Problem description: Search the material for the word "TECH" and report each line where it turns up.

Records provided:
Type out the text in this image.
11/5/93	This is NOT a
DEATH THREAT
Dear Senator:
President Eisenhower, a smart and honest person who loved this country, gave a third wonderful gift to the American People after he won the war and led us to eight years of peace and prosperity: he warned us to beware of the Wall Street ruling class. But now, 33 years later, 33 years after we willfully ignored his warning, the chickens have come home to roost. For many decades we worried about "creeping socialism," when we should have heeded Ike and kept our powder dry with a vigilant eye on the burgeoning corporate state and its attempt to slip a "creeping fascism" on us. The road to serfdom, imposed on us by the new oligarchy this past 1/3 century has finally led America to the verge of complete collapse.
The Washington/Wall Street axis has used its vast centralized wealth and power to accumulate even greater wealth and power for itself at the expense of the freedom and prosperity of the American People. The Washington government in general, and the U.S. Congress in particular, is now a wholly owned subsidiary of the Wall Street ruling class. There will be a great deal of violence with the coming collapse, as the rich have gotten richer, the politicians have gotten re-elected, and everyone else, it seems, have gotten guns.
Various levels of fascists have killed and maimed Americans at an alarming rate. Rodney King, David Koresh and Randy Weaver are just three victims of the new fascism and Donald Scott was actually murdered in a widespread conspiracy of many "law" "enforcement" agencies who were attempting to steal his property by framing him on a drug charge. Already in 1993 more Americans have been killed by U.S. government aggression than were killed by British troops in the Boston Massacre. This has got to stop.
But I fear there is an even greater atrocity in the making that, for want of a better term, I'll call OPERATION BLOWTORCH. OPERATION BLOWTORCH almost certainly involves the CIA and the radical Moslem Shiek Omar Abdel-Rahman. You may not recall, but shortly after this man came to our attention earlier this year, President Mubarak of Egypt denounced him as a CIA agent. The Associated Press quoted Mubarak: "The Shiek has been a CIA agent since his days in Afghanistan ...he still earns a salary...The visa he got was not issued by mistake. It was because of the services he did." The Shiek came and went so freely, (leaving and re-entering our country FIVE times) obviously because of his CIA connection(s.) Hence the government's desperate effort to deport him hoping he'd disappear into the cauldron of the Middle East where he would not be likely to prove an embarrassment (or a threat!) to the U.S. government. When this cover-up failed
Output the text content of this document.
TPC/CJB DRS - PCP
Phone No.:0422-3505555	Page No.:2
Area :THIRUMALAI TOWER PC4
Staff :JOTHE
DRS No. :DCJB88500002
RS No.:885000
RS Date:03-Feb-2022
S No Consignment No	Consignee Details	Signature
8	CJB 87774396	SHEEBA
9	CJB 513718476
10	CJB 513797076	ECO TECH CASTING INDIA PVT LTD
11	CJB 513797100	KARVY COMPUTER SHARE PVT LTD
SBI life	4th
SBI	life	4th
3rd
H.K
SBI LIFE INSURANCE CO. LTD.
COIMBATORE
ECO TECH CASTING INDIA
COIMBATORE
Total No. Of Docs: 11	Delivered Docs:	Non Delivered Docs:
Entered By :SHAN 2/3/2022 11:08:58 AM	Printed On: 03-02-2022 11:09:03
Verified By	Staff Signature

Task output:
10	CJB 513797076	ECO TECH CASTING INDIA PVT LTD
ECO TECH CASTING INDIA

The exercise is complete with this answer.